_PASSAGE GIVEN_:
--- begin ---

I have an antenna similar to the you may get from Radio Shack. The VHF on it is pretty decent. UHF is not so hot. It's not that well built, so after 2 years I'm missing an element and a couple are bent from the wind (you'll get that in Indiana). Winegard, Channel Master and Delhi will hold up better. If this is going to be your main source of TV, you should consider this. 

Also, if you have trees in the way, UHF channels will be wekened, especially 40 and up. Make sure you get good lead-in and mounting supplies. That way, you can upgrade the antenna and amplifier if necessary.


----------



## DarrellP

Hey Ogre! Before you buy an antenna make sure you run down to your nearest Best Buy and talk to a Sales ASSociate about their "Special High Definition" antenna!

Believe it or not, a guy at BB actually told me that. I had to laugh in his face and told him I've been receiving (and watching) HDTV for over a year now and that all you need is a plain ol' UHF antenna. He quickly excused himself saying he "had to go check his area of responsibility". 

ROTFLMAO


----------



## n1wbd

Check my antenna system recommendation discussion thread in this forum. It was a reply to the thread topic Tark Antenna.

http://www.dbstalk.com/showthread.php?s=&threadid=3529#post20564

Whatever you DON"T buy Radio Shack antenna they are pure junk!!

Bob Hale
N1WBD


----------



## Steve Mehs

> Whatever you DON"T buy Radio Shack antenna they are pure junk!!


Uh, no! I love my RS antenna, VU190XR. RS is discontinuing their biggest antenna the VU210XR, $130, MSRP. Ive read on AVS that the clearence price for it is *$10*. If I didnt have that 190 already I would search every RS around here for a 210.

--- end ---

_EXTRACTED ENTRIES_:
--- begin ---

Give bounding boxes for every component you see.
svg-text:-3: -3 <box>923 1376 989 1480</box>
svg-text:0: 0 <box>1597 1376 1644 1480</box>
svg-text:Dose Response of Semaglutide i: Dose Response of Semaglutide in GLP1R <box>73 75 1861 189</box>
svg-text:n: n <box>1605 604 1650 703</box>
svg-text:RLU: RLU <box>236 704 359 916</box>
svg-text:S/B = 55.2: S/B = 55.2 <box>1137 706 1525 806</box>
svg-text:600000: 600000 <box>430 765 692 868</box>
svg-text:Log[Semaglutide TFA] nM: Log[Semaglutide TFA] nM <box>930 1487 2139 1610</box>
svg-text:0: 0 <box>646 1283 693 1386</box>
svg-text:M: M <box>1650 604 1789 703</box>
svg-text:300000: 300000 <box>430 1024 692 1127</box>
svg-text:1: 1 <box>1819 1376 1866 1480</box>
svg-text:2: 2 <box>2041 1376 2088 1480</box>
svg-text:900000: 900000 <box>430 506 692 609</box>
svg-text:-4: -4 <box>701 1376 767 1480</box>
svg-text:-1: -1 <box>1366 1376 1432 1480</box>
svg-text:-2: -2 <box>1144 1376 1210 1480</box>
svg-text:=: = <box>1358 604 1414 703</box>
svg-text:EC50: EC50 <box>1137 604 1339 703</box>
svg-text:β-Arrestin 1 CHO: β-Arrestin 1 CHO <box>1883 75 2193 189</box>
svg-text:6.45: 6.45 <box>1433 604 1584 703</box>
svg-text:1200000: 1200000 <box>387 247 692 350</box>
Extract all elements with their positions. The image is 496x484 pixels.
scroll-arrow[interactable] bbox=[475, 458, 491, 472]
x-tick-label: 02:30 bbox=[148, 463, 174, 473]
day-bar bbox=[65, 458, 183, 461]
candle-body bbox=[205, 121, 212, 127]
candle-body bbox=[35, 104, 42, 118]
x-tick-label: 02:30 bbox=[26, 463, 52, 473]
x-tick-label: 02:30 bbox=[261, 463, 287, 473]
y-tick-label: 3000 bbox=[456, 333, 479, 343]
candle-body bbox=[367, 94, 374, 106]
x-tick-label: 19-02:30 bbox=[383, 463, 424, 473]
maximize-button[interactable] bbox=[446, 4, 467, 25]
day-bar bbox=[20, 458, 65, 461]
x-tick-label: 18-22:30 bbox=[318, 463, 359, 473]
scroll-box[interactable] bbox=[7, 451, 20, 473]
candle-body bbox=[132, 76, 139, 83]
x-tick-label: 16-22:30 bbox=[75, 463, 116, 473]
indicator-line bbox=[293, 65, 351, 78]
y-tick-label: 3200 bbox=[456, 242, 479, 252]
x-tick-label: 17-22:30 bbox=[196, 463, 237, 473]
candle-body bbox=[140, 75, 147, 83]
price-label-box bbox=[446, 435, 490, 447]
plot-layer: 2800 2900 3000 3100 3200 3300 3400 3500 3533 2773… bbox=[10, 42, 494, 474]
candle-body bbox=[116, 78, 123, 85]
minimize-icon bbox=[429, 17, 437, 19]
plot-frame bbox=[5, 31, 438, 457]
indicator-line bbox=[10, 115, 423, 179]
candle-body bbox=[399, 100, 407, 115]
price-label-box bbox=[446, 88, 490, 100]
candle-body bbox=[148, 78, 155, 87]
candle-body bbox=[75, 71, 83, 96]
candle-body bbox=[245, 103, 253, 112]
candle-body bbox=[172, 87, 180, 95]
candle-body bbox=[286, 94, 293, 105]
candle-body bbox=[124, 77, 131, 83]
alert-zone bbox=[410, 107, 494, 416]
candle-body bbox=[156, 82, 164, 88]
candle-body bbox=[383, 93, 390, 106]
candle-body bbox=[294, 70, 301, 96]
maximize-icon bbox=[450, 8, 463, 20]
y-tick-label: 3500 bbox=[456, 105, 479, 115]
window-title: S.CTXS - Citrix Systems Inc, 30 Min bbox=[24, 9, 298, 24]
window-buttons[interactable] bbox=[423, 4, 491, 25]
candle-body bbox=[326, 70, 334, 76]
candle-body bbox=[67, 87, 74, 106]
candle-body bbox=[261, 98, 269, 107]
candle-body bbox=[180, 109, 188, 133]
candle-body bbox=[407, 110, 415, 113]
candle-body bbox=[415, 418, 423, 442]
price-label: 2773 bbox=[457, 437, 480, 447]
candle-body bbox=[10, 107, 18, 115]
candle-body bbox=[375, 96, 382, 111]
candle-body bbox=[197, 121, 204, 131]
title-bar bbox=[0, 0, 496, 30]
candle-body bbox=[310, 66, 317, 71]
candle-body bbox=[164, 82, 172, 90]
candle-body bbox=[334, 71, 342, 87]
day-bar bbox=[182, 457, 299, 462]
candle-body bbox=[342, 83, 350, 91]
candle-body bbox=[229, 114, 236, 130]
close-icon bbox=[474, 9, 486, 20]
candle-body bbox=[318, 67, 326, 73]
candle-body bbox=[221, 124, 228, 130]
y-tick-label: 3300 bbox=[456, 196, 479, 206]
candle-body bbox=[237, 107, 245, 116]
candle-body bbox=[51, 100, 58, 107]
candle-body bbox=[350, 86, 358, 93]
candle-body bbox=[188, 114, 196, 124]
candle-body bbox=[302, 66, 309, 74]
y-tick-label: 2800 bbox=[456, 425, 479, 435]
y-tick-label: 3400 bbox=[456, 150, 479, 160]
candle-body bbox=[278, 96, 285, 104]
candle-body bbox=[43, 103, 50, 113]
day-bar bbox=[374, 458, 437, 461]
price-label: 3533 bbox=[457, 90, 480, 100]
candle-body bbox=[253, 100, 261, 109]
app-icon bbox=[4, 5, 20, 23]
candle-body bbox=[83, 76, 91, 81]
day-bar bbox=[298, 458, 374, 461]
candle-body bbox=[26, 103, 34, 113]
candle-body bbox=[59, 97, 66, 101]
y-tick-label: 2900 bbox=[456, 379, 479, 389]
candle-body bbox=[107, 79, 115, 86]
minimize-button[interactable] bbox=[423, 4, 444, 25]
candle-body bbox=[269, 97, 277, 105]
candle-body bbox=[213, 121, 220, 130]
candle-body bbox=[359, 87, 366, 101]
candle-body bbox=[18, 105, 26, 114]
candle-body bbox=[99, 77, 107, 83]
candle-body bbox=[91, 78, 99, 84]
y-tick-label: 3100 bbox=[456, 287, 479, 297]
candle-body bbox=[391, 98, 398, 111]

--- end ---

_PROBLEMS TO WORK ON_:
(a) Reproduce the records word for word, from their first line through the line containing "svg-text:M: M <box>1650 604 1789 703</box>", with both of those lines included.
(b) Extend the TV antenna forum thread, picking up right after its final post.
The thread and the records were drawn from unrelated sources.

_FINAL ANSWERS_:
(a)
Give bounding boxes for every component you see.
svg-text:-3: -3 <box>923 1376 989 1480</box>
svg-text:0: 0 <box>1597 1376 1644 1480</box>
svg-text:Dose Response of Semaglutide i: Dose Response of Semaglutide in GLP1R <box>73 75 1861 189</box>
svg-text:n: n <box>1605 604 1650 703</box>
svg-text:RLU: RLU <box>236 704 359 916</box>
svg-text:S/B = 55.2: S/B = 55.2 <box>1137 706 1525 806</box>
svg-text:600000: 600000 <box>430 765 692 868</box>
svg-text:Log[Semaglutide TFA] nM: Log[Semaglutide TFA] nM <box>930 1487 2139 1610</box>
svg-text:0: 0 <box>646 1283 693 1386</box>
svg-text:M: M <box>1650 604 1789 703</box>

(b)
----------



## HTguy

*Ogre*,

In your price range I would recommend either the Winegard CS-7080 ("fringe") or CS-7082 ("deep fringe"). Much more durable than RS.

I've had a CS-7078 ("suburban") for about 13 yrs. It survived a take-down, move & reinstall to my new house a yr & 1/2 ago and still is in fine shape & works great!

You probably don't even need an amp or preamp with either of those. Try it 1st without one. Then if you want one, like everyone says, stay away from the RS ones. Winegard has better ones, too. BT is top-of-the-line.


----------



## dmodemd

In the last week I did a LOT of antenna experimentation. I didn't want anything too big so I got the Radio Shack U-75R. I mounted that on the same mast as my DISH Network dish and it worked out very well. I am about 40-50 miles from the antenna with some hills and trees in the way.

I tried inline amplifiers - 10db didnt do anything but the 20db helped about 3% in signal strength. I then got the 26db antenna mounted amp. It mad a huge difference on those already strong but I lost completely my weak stations. The best thing is it comes with a POT that you can adjust to set the strength. I played around with it to find the best mix of boost and found that at about half strength I could get my weak stations in as good as I could get and still get good strength from the strong stations.

The #1 thing is to get a base CLEAN signal and that means getting the best antenna, going high, and clearing out obstacles (trees etc) as best you can first. Then use the antenna mounted booster to tune your strength to a level your receiver is happy with.

Now you can also use multiple directional antennas to get different stations. I tried splicing in a simple bowtie and it worked. I tried it before the amp and after. Either way it helped me pick up a different direction but I am concerned that it added some instability to my prime signals so I took it off for now.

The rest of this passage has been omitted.